*Task requirements:*
Print every record below exactly as written.

*Records for the exercise:*

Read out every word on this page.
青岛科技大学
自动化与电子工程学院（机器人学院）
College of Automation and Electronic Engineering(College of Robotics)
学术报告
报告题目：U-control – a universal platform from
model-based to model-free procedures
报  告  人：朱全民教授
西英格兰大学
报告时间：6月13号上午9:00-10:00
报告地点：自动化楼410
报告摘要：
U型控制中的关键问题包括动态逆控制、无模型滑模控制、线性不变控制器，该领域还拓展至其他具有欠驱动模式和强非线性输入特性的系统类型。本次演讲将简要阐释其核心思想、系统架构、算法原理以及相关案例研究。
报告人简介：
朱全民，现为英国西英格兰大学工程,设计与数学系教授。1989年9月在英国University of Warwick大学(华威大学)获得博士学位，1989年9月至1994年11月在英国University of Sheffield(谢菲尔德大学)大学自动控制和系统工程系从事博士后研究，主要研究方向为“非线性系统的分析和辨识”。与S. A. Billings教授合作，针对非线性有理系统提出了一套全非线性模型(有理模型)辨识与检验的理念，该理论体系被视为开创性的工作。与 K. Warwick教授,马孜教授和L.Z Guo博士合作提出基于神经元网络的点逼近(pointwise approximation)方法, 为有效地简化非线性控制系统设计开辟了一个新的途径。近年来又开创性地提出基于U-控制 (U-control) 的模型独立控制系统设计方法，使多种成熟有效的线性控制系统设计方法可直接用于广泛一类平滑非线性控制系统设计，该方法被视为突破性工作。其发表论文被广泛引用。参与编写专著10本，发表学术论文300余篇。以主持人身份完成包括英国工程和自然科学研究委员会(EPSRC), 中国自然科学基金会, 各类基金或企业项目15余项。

*Task solution:*
Read out every word on this page.
青岛科技大学
自动化与电子工程学院（机器人学院）
College of Automation and Electronic Engineering(College of Robotics)
学术报告
报告题目：U-control – a universal platform from
model-based to model-free procedures
报  告  人：朱全民教授
西英格兰大学
报告时间：6月13号上午9:00-10:00
报告地点：自动化楼410
报告摘要：
U型控制中的关键问题包括动态逆控制、无模型滑模控制、线性不变控制器，该领域还拓展至其他具有欠驱动模式和强非线性输入特性的系统类型。本次演讲将简要阐释其核心思想、系统架构、算法原理以及相关案例研究。
报告人简介：
朱全民，现为英国西英格兰大学工程,设计与数学系教授。1989年9月在英国University of Warwick大学(华威大学)获得博士学位，1989年9月至1994年11月在英国University of Sheffield(谢菲尔德大学)大学自动控制和系统工程系从事博士后研究，主要研究方向为“非线性系统的分析和辨识”。与S. A. Billings教授合作，针对非线性有理系统提出了一套全非线性模型(有理模型)辨识与检验的理念，该理论体系被视为开创性的工作。与 K. Warwick教授,马孜教授和L.Z Guo博士合作提出基于神经元网络的点逼近(pointwise approximation)方法, 为有效地简化非线性控制系统设计开辟了一个新的途径。近年来又开创性地提出基于U-控制 (U-control) 的模型独立控制系统设计方法，使多种成熟有效的线性控制系统设计方法可直接用于广泛一类平滑非线性控制系统设计，该方法被视为突破性工作。其发表论文被广泛引用。参与编写专著10本，发表学术论文300余篇。以主持人身份完成包括英国工程和自然科学研究委员会(EPSRC), 中国自然科学基金会, 各类基金或企业项目15余项。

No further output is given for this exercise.